Excerpt from a dataset:
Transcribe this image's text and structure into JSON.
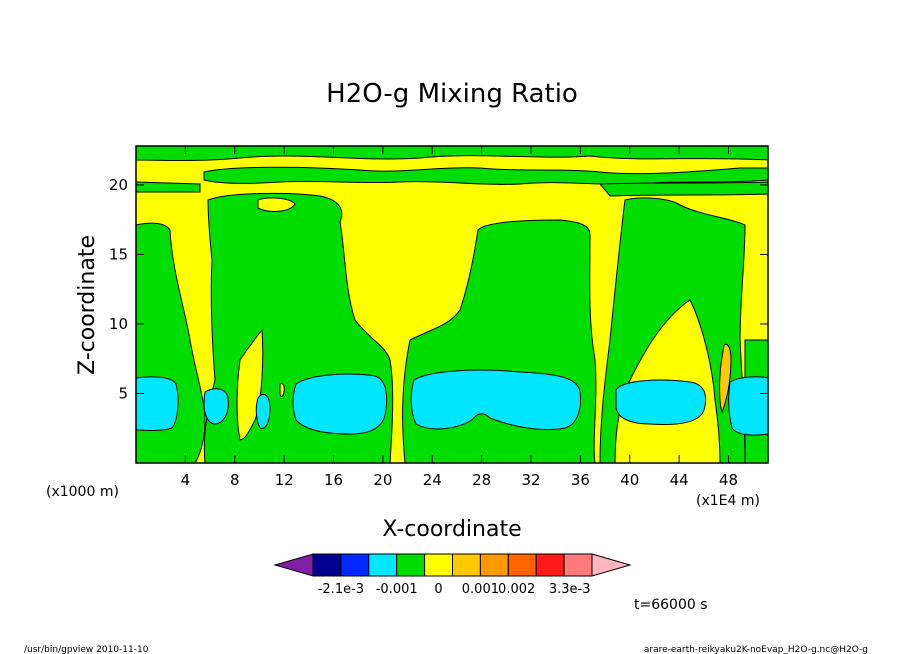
{
  "chart_data": {
    "type": "contour",
    "title": "H2O-g Mixing Ratio",
    "xlabel": "X-coordinate",
    "ylabel": "Z-coordinate",
    "x_unit_left": "(x1000 m)",
    "x_unit_right": "(x1E4 m)",
    "x_ticks": [
      "4",
      "8",
      "12",
      "16",
      "20",
      "24",
      "28",
      "32",
      "36",
      "40",
      "44",
      "48"
    ],
    "y_ticks": [
      "5",
      "10",
      "15",
      "20"
    ],
    "xlim": [
      0,
      51.2
    ],
    "ylim": [
      0,
      22.8
    ],
    "time_label": "t=66000 s",
    "colorbar": {
      "levels": [
        "-2.1e-3",
        "-0.001",
        "0",
        "0.001",
        "0.002",
        "3.3e-3"
      ],
      "colors": [
        "#7f1fa6",
        "#000090",
        "#0028ff",
        "#00e6ff",
        "#00dd00",
        "#ffff00",
        "#ffc800",
        "#ff9900",
        "#ff6600",
        "#ff1a1a",
        "#ff7a7a",
        "#ffb6c1"
      ]
    },
    "regions": {
      "background": "#ffff00",
      "green": "#00dd00",
      "cyan": "#00e6ff",
      "orange": "#ffc800"
    }
  },
  "footer": {
    "left": "/usr/bin/gpview   2010-11-10",
    "right": "arare-earth-reikyaku2K-noEvap_H2O-g.nc@H2O-g"
  }
}
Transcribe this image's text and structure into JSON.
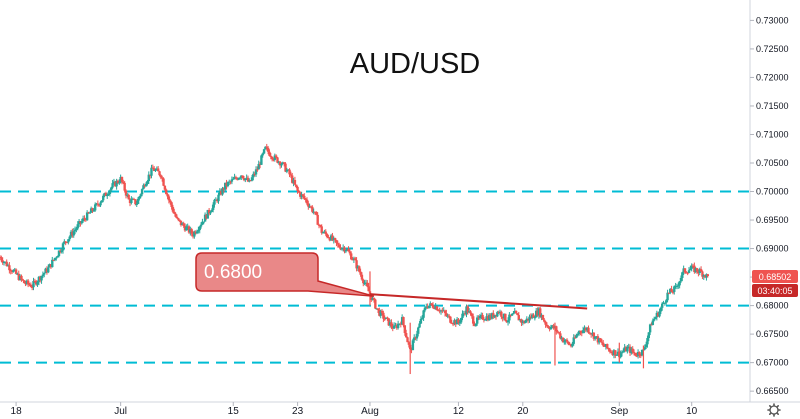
{
  "chart_data": {
    "type": "candlestick",
    "title": "AUD/USD",
    "ylim": [
      0.6645,
      0.732
    ],
    "y_ticks": [
      "0.73000",
      "0.72500",
      "0.72000",
      "0.71500",
      "0.71000",
      "0.70500",
      "0.70000",
      "0.69500",
      "0.69000",
      "0.68500",
      "0.68000",
      "0.67500",
      "0.67000",
      "0.66500"
    ],
    "x_ticks": [
      {
        "label": "18",
        "day": 0
      },
      {
        "label": "Jul",
        "day": 13
      },
      {
        "label": "15",
        "day": 27
      },
      {
        "label": "23",
        "day": 35
      },
      {
        "label": "Aug",
        "day": 44
      },
      {
        "label": "12",
        "day": 55
      },
      {
        "label": "20",
        "day": 63
      },
      {
        "label": "Sep",
        "day": 75
      },
      {
        "label": "10",
        "day": 84
      }
    ],
    "x_range": [
      -2,
      91
    ],
    "levels": [
      0.7,
      0.69,
      0.68,
      0.67
    ],
    "key_level_label": "0.6800",
    "trendline": {
      "from": {
        "day": 44,
        "price": 0.682
      },
      "to": {
        "day": 71,
        "price": 0.6795
      }
    },
    "last_price": "0.68502",
    "countdown": "03:40:05",
    "price_path": [
      [
        -2,
        0.6885
      ],
      [
        -1,
        0.687
      ],
      [
        0,
        0.6855
      ],
      [
        1,
        0.684
      ],
      [
        2,
        0.6835
      ],
      [
        4,
        0.6865
      ],
      [
        6,
        0.691
      ],
      [
        8,
        0.6945
      ],
      [
        10,
        0.6975
      ],
      [
        12,
        0.701
      ],
      [
        13,
        0.7022
      ],
      [
        14,
        0.6985
      ],
      [
        15,
        0.698
      ],
      [
        16,
        0.7015
      ],
      [
        17,
        0.704
      ],
      [
        18,
        0.703
      ],
      [
        19,
        0.6985
      ],
      [
        20,
        0.695
      ],
      [
        22,
        0.6925
      ],
      [
        24,
        0.6965
      ],
      [
        26,
        0.701
      ],
      [
        28,
        0.703
      ],
      [
        29,
        0.7015
      ],
      [
        30,
        0.704
      ],
      [
        31,
        0.7075
      ],
      [
        32,
        0.706
      ],
      [
        33,
        0.705
      ],
      [
        34,
        0.703
      ],
      [
        35,
        0.7
      ],
      [
        36,
        0.6985
      ],
      [
        37,
        0.6965
      ],
      [
        38,
        0.693
      ],
      [
        39,
        0.692
      ],
      [
        40,
        0.6905
      ],
      [
        41,
        0.69
      ],
      [
        42,
        0.688
      ],
      [
        43,
        0.685
      ],
      [
        44,
        0.682
      ],
      [
        45,
        0.679
      ],
      [
        46,
        0.6775
      ],
      [
        47,
        0.676
      ],
      [
        48,
        0.6775
      ],
      [
        49,
        0.672
      ],
      [
        50,
        0.676
      ],
      [
        51,
        0.68
      ],
      [
        52,
        0.68
      ],
      [
        53,
        0.679
      ],
      [
        54,
        0.6775
      ],
      [
        55,
        0.677
      ],
      [
        56,
        0.6795
      ],
      [
        57,
        0.677
      ],
      [
        58,
        0.678
      ],
      [
        59,
        0.678
      ],
      [
        60,
        0.679
      ],
      [
        61,
        0.6775
      ],
      [
        62,
        0.6785
      ],
      [
        63,
        0.677
      ],
      [
        64,
        0.678
      ],
      [
        65,
        0.679
      ],
      [
        66,
        0.6765
      ],
      [
        67,
        0.676
      ],
      [
        68,
        0.674
      ],
      [
        69,
        0.673
      ],
      [
        70,
        0.6755
      ],
      [
        71,
        0.676
      ],
      [
        72,
        0.6745
      ],
      [
        73,
        0.673
      ],
      [
        74,
        0.672
      ],
      [
        75,
        0.6715
      ],
      [
        76,
        0.6725
      ],
      [
        77,
        0.6715
      ],
      [
        78,
        0.672
      ],
      [
        79,
        0.677
      ],
      [
        80,
        0.679
      ],
      [
        81,
        0.682
      ],
      [
        82,
        0.683
      ],
      [
        83,
        0.686
      ],
      [
        84,
        0.6865
      ],
      [
        85,
        0.686
      ],
      [
        86,
        0.685
      ]
    ]
  },
  "colors": {
    "up": "#26a69a",
    "down": "#ef5350",
    "level_line": "#00bcd4",
    "trendline": "#c62828",
    "callout_fill": "#e57373",
    "callout_stroke": "#c62828",
    "last_price_tag": "#ef5350",
    "countdown_tag": "#c62828"
  },
  "icons": {
    "settings": "gear-icon"
  }
}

# Goal
Repeat the material verbatim. Do not carry over any picture.

# Solution to this task
Transcribe this image's text and structure into JSON.
{
  "chart_data": {
    "type": "contour",
    "title": "H2O-g Mixing Ratio",
    "xlabel": "X-coordinate",
    "ylabel": "Z-coordinate",
    "x_unit_left": "(x1000 m)",
    "x_unit_right": "(x1E4 m)",
    "x_ticks": [
      "4",
      "8",
      "12",
      "16",
      "20",
      "24",
      "28",
      "32",
      "36",
      "40",
      "44",
      "48"
    ],
    "y_ticks": [
      "5",
      "10",
      "15",
      "20"
    ],
    "xlim": [
      0,
      51.2
    ],
    "ylim": [
      0,
      22.8
    ],
    "time_label": "t=66000 s",
    "colorbar": {
      "levels": [
        "-2.1e-3",
        "-0.001",
        "0",
        "0.001",
        "0.002",
        "3.3e-3"
      ],
      "colors": [
        "#7f1fa6",
        "#000090",
        "#0028ff",
        "#00e6ff",
        "#00dd00",
        "#ffff00",
        "#ffc800",
        "#ff9900",
        "#ff6600",
        "#ff1a1a",
        "#ff7a7a",
        "#ffb6c1"
      ]
    },
    "regions": {
      "background": "#ffff00",
      "green": "#00dd00",
      "cyan": "#00e6ff",
      "orange": "#ffc800"
    }
  },
  "footer": {
    "left": "/usr/bin/gpview   2010-11-10",
    "right": "arare-earth-reikyaku2K-noEvap_H2O-g.nc@H2O-g"
  }
}
Transcribe this image's text and structure into JSON.
{
  "chart_data": {
    "type": "candlestick",
    "title": "AUD/USD",
    "ylim": [
      0.6645,
      0.732
    ],
    "y_ticks": [
      "0.73000",
      "0.72500",
      "0.72000",
      "0.71500",
      "0.71000",
      "0.70500",
      "0.70000",
      "0.69500",
      "0.69000",
      "0.68500",
      "0.68000",
      "0.67500",
      "0.67000",
      "0.66500"
    ],
    "x_ticks": [
      {
        "label": "18",
        "day": 0
      },
      {
        "label": "Jul",
        "day": 13
      },
      {
        "label": "15",
        "day": 27
      },
      {
        "label": "23",
        "day": 35
      },
      {
        "label": "Aug",
        "day": 44
      },
      {
        "label": "12",
        "day": 55
      },
      {
        "label": "20",
        "day": 63
      },
      {
        "label": "Sep",
        "day": 75
      },
      {
        "label": "10",
        "day": 84
      }
    ],
    "x_range": [
      -2,
      91
    ],
    "levels": [
      0.7,
      0.69,
      0.68,
      0.67
    ],
    "key_level_label": "0.6800",
    "trendline": {
      "from": {
        "day": 44,
        "price": 0.682
      },
      "to": {
        "day": 71,
        "price": 0.6795
      }
    },
    "last_price": "0.68502",
    "countdown": "03:40:05",
    "price_path": [
      [
        -2,
        0.6885
      ],
      [
        -1,
        0.687
      ],
      [
        0,
        0.6855
      ],
      [
        1,
        0.684
      ],
      [
        2,
        0.6835
      ],
      [
        4,
        0.6865
      ],
      [
        6,
        0.691
      ],
      [
        8,
        0.6945
      ],
      [
        10,
        0.6975
      ],
      [
        12,
        0.701
      ],
      [
        13,
        0.7022
      ],
      [
        14,
        0.6985
      ],
      [
        15,
        0.698
      ],
      [
        16,
        0.7015
      ],
      [
        17,
        0.704
      ],
      [
        18,
        0.703
      ],
      [
        19,
        0.6985
      ],
      [
        20,
        0.695
      ],
      [
        22,
        0.6925
      ],
      [
        24,
        0.6965
      ],
      [
        26,
        0.701
      ],
      [
        28,
        0.703
      ],
      [
        29,
        0.7015
      ],
      [
        30,
        0.704
      ],
      [
        31,
        0.7075
      ],
      [
        32,
        0.706
      ],
      [
        33,
        0.705
      ],
      [
        34,
        0.703
      ],
      [
        35,
        0.7
      ],
      [
        36,
        0.6985
      ],
      [
        37,
        0.6965
      ],
      [
        38,
        0.693
      ],
      [
        39,
        0.692
      ],
      [
        40,
        0.6905
      ],
      [
        41,
        0.69
      ],
      [
        42,
        0.688
      ],
      [
        43,
        0.685
      ],
      [
        44,
        0.682
      ],
      [
        45,
        0.679
      ],
      [
        46,
        0.6775
      ],
      [
        47,
        0.676
      ],
      [
        48,
        0.6775
      ],
      [
        49,
        0.672
      ],
      [
        50,
        0.676
      ],
      [
        51,
        0.68
      ],
      [
        52,
        0.68
      ],
      [
        53,
        0.679
      ],
      [
        54,
        0.6775
      ],
      [
        55,
        0.677
      ],
      [
        56,
        0.6795
      ],
      [
        57,
        0.677
      ],
      [
        58,
        0.678
      ],
      [
        59,
        0.678
      ],
      [
        60,
        0.679
      ],
      [
        61,
        0.6775
      ],
      [
        62,
        0.6785
      ],
      [
        63,
        0.677
      ],
      [
        64,
        0.678
      ],
      [
        65,
        0.679
      ],
      [
        66,
        0.6765
      ],
      [
        67,
        0.676
      ],
      [
        68,
        0.674
      ],
      [
        69,
        0.673
      ],
      [
        70,
        0.6755
      ],
      [
        71,
        0.676
      ],
      [
        72,
        0.6745
      ],
      [
        73,
        0.673
      ],
      [
        74,
        0.672
      ],
      [
        75,
        0.6715
      ],
      [
        76,
        0.6725
      ],
      [
        77,
        0.6715
      ],
      [
        78,
        0.672
      ],
      [
        79,
        0.677
      ],
      [
        80,
        0.679
      ],
      [
        81,
        0.682
      ],
      [
        82,
        0.683
      ],
      [
        83,
        0.686
      ],
      [
        84,
        0.6865
      ],
      [
        85,
        0.686
      ],
      [
        86,
        0.685
      ]
    ]
  },
  "colors": {
    "up": "#26a69a",
    "down": "#ef5350",
    "level_line": "#00bcd4",
    "trendline": "#c62828",
    "callout_fill": "#e57373",
    "callout_stroke": "#c62828",
    "last_price_tag": "#ef5350",
    "countdown_tag": "#c62828"
  },
  "icons": {
    "settings": "gear-icon"
  }
}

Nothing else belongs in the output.